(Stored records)

+---+

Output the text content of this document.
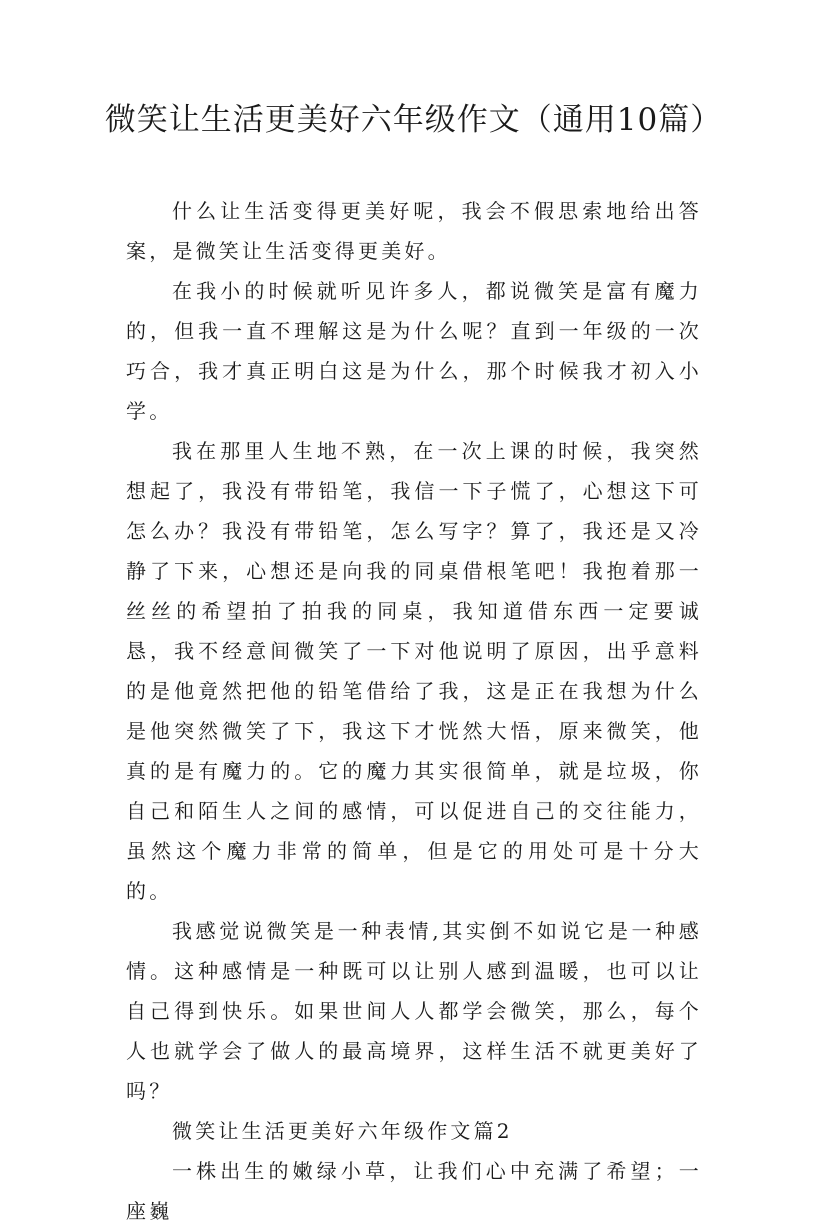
微笑让生活更美好六年级作文（通用10篇）

什么让生活变得更美好呢，我会不假思索地给出答案，是微笑让生活变得更美好。

在我小的时候就听见许多人，都说微笑是富有魔力的，但我一直不理解这是为什么呢？直到一年级的一次巧合，我才真正明白这是为什么，那个时候我才初入小学。

我在那里人生地不熟，在一次上课的时候，我突然想起了，我没有带铅笔，我信一下子慌了，心想这下可怎么办？我没有带铅笔，怎么写字？算了，我还是又冷静了下来，心想还是向我的同桌借根笔吧！我抱着那一丝丝的希望拍了拍我的同桌，我知道借东西一定要诚恳，我不经意间微笑了一下对他说明了原因，出乎意料的是他竟然把他的铅笔借给了我，这是正在我想为什么是他突然微笑了下，我这下才恍然大悟，原来微笑，他真的是有魔力的。它的魔力其实很简单，就是垃圾，你自己和陌生人之间的感情，可以促进自己的交往能力，虽然这个魔力非常的简单，但是它的用处可是十分大的。

我感觉说微笑是一种表情,其实倒不如说它是一种感情。这种感情是一种既可以让别人感到温暖，也可以让自己得到快乐。如果世间人人都学会微笑，那么，每个人也就学会了做人的最高境界，这样生活不就更美好了吗？

微笑让生活更美好六年级作文篇2

一株出生的嫩绿小草，让我们心中充满了希望；一座巍
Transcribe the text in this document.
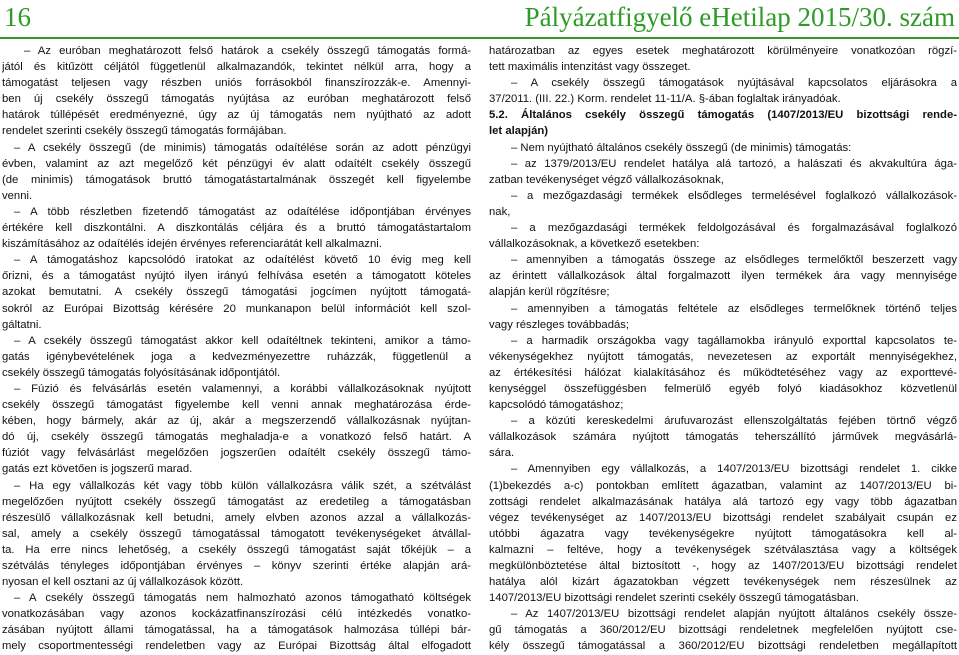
16	Pályázatfigyelő eHetilap 2015/30. szám
– Az euróban meghatározott felső határok a csekély összegű támogatás formá-
jától és kitűzött céljától függetlenül alkalmazandók, tekintet nélkül arra, hogy a
támogatást teljesen vagy részben uniós forrásokból finanszírozzák-e. Amennyi-
ben új csekély összegű támogatás nyújtása az euróban meghatározott felső
határok túllépését eredményezné, úgy az új támogatás nem nyújtható az adott
rendelet szerinti csekély összegű támogatás formájában.
– A csekély összegű (de minimis) támogatás odaítélése során az adott pénzügyi
évben, valamint az azt megelőző két pénzügyi év alatt odaítélt csekély összegű
(de minimis) támogatások bruttó támogatástartalmának összegét kell figyelembe
venni.
– A több részletben fizetendő támogatást az odaítélése időpontjában érvényes
értékére kell diszkontálni. A diszkontálás céljára és a bruttó támogatástartalom
kiszámításához az odaítélés idején érvényes referenciarátát kell alkalmazni.
– A támogatáshoz kapcsolódó iratokat az odaítélést követő 10 évig meg kell
őrizni, és a támogatást nyújtó ilyen irányú felhívása esetén a támogatott köteles
azokat bemutatni. A csekély összegű támogatási jogcímen nyújtott támogatá-
sokról az Európai Bizottság kérésére 20 munkanapon belül információt kell szol-
gáltatni.
– A csekély összegű támogatást akkor kell odaítéltnek tekinteni, amikor a támo-
gatás igénybevételének joga a kedvezményezettre ruházzák, függetlenül a
csekély összegű támogatás folyósításának időpontjától.
– Fúzió és felvásárlás esetén valamennyi, a korábbi vállalkozásoknak nyújtott
csekély összegű támogatást figyelembe kell venni annak meghatározása érde-
kében, hogy bármely, akár az új, akár a megszerzendő vállalkozásnak nyújtan-
dó új, csekély összegű támogatás meghaladja-e a vonatkozó felső határt. A
fúziót vagy felvásárlást megelőzően jogszerűen odaítélt csekély összegű támo-
gatás ezt követően is jogszerű marad.
– Ha egy vállalkozás két vagy több külön vállalkozásra válik szét, a szétválást
megelőzően nyújtott csekély összegű támogatást az eredetileg a támogatásban
részesülő vállalkozásnak kell betudni, amely elvben azonos azzal a vállalkozás-
sal, amely a csekély összegű támogatással támogatott tevékenységeket átvállal-
ta. Ha erre nincs lehetőség, a csekély összegű támogatást saját tőkéjük – a
szétválás tényleges időpontjában érvényes – könyv szerinti értéke alapján ará-
nyosan el kell osztani az új vállalkozások között.
– A csekély összegű támogatás nem halmozható azonos támogatható költségek
vonatkozásában vagy azonos kockázatfinanszírozási célú intézkedés vonatko-
zásában nyújtott állami támogatással, ha a támogatások halmozása túllépi bár-
mely csoportmentességi rendeletben vagy az Európai Bizottság által elfogadott
határozatban az egyes esetek meghatározott körülményeire vonatkozóan rögzí-
tett maximális intenzitást vagy összeget.
– A csekély összegű támogatások nyújtásával kapcsolatos eljárásokra a
37/2011. (III. 22.) Korm. rendelet 11-11/A. §-ában foglaltak irányadóak.
5.2. Általános csekély összegű támogatás (1407/2013/EU bizottsági rende-
let alapján)
– Nem nyújtható általános csekély összegű (de minimis) támogatás:
– az 1379/2013/EU rendelet hatálya alá tartozó, a halászati és akvakultúra ága-
zatban tevékenységet végző vállalkozásoknak,
– a mezőgazdasági termékek elsődleges termelésével foglalkozó vállalkozások-
nak,
– a mezőgazdasági termékek feldolgozásával és forgalmazásával foglalkozó
vállalkozásoknak, a következő esetekben:
– amennyiben a támogatás összege az elsődleges termelőktől beszerzett vagy
az érintett vállalkozások által forgalmazott ilyen termékek ára vagy mennyisége
alapján kerül rögzítésre;
– amennyiben a támogatás feltétele az elsődleges termelőknek történő teljes
vagy részleges továbbadás;
– a harmadik országokba vagy tagállamokba irányuló exporttal kapcsolatos te-
vékenységekhez nyújtott támogatás, nevezetesen az exportált mennyiségekhez,
az értékesítési hálózat kialakításához és működtetéséhez vagy az exporttevé-
kenységgel összefüggésben felmerülő egyéb folyó kiadásokhoz közvetlenül
kapcsolódó támogatáshoz;
– a közúti kereskedelmi árufuvarozást ellenszolgáltatás fejében törtnő végző
vállalkozások számára nyújtott támogatás teherszállító járművek megvásárlá-
sára.
– Amennyiben egy vállalkozás, a 1407/2013/EU bizottsági rendelet 1. cikke
(1)bekezdés a-c) pontokban említett ágazatban, valamint az 1407/2013/EU bi-
zottsági rendelet alkalmazásának hatálya alá tartozó egy vagy több ágazatban
végez tevékenységet az 1407/2013/EU bizottsági rendelet szabályait csupán ez
utóbbi ágazatra vagy tevékenységekre nyújtott támogatásokra kell al-
kalmazni – feltéve, hogy a tevékenységek szétválasztása vagy a költségek
megkülönböztetése által biztosított -, hogy az 1407/2013/EU bizottsági rendelet
hatálya alól kizárt ágazatokban végzett tevékenységek nem részesülnek az
1407/2013/EU bizottsági rendelet szerinti csekély összegű támogatásban.
– Az 1407/2013/EU bizottsági rendelet alapján nyújtott általános csekély össze-
gű támogatás a 360/2012/EU bizottsági rendeletnek megfelelően nyújtott cse-
kély összegű támogatással a 360/2012/EU bizottsági rendeletben megállapított
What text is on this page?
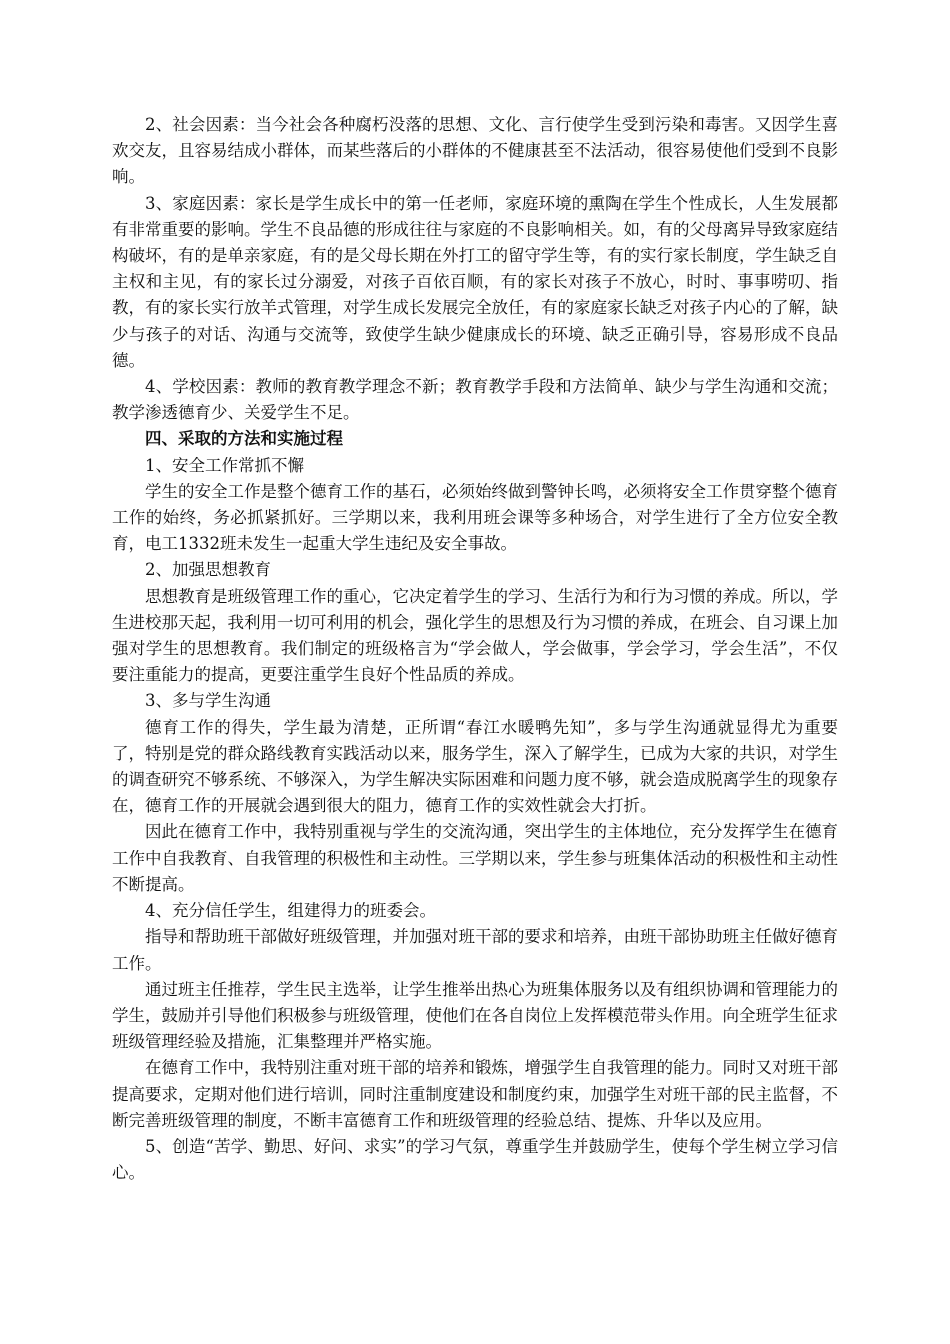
2、社会因素：当今社会各种腐朽没落的思想、文化、言行使学生受到污染和毒害。又因学生喜欢交友，且容易结成小群体，而某些落后的小群体的不健康甚至不法活动，很容易使他们受到不良影响。

3、家庭因素：家长是学生成长中的第一任老师，家庭环境的熏陶在学生个性成长，人生发展都有非常重要的影响。学生不良品德的形成往往与家庭的不良影响相关。如，有的父母离异导致家庭结构破坏，有的是单亲家庭，有的是父母长期在外打工的留守学生等，有的实行家长制度，学生缺乏自主权和主见，有的家长过分溺爱，对孩子百依百顺，有的家长对孩子不放心，时时、事事唠叨、指教，有的家长实行放羊式管理，对学生成长发展完全放任，有的家庭家长缺乏对孩子内心的了解，缺少与孩子的对话、沟通与交流等，致使学生缺少健康成长的环境、缺乏正确引导，容易形成不良品德。

4、学校因素：教师的教育教学理念不新；教育教学手段和方法简单、缺少与学生沟通和交流；教学渗透德育少、关爱学生不足。

四、采取的方法和实施过程

1、安全工作常抓不懈

学生的安全工作是整个德育工作的基石，必须始终做到警钟长鸣，必须将安全工作贯穿整个德育工作的始终，务必抓紧抓好。三学期以来，我利用班会课等多种场合，对学生进行了全方位安全教育，电工1332班未发生一起重大学生违纪及安全事故。

2、加强思想教育

思想教育是班级管理工作的重心，它决定着学生的学习、生活行为和行为习惯的养成。所以，学生进校那天起，我利用一切可利用的机会，强化学生的思想及行为习惯的养成，在班会、自习课上加强对学生的思想教育。我们制定的班级格言为“学会做人，学会做事，学会学习，学会生活”，不仅要注重能力的提高，更要注重学生良好个性品质的养成。

3、多与学生沟通

德育工作的得失，学生最为清楚，正所谓“春江水暖鸭先知”，多与学生沟通就显得尤为重要了，特别是党的群众路线教育实践活动以来，服务学生，深入了解学生，已成为大家的共识，对学生的调查研究不够系统、不够深入，为学生解决实际困难和问题力度不够，就会造成脱离学生的现象存在，德育工作的开展就会遇到很大的阻力，德育工作的实效性就会大打折。

因此在德育工作中，我特别重视与学生的交流沟通，突出学生的主体地位，充分发挥学生在德育工作中自我教育、自我管理的积极性和主动性。三学期以来，学生参与班集体活动的积极性和主动性不断提高。

4、充分信任学生，组建得力的班委会。

指导和帮助班干部做好班级管理，并加强对班干部的要求和培养，由班干部协助班主任做好德育工作。

通过班主任推荐，学生民主选举，让学生推举出热心为班集体服务以及有组织协调和管理能力的学生，鼓励并引导他们积极参与班级管理，使他们在各自岗位上发挥模范带头作用。向全班学生征求班级管理经验及措施，汇集整理并严格实施。

在德育工作中，我特别注重对班干部的培养和锻炼，增强学生自我管理的能力。同时又对班干部提高要求，定期对他们进行培训，同时注重制度建设和制度约束，加强学生对班干部的民主监督，不断完善班级管理的制度，不断丰富德育工作和班级管理的经验总结、提炼、升华以及应用。

5、创造“苦学、勤思、好问、求实”的学习气氛，尊重学生并鼓励学生，使每个学生树立学习信心。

+---+

• _WHAT IS EXPECTED_
Copy out the lines that hold "nyújtható".

• _FINAL RESULT_
határok túllépését eredményezné, úgy az új támogatás nem nyújtható az adott
– Nem nyújtható általános csekély összegű (de minimis) támogatás:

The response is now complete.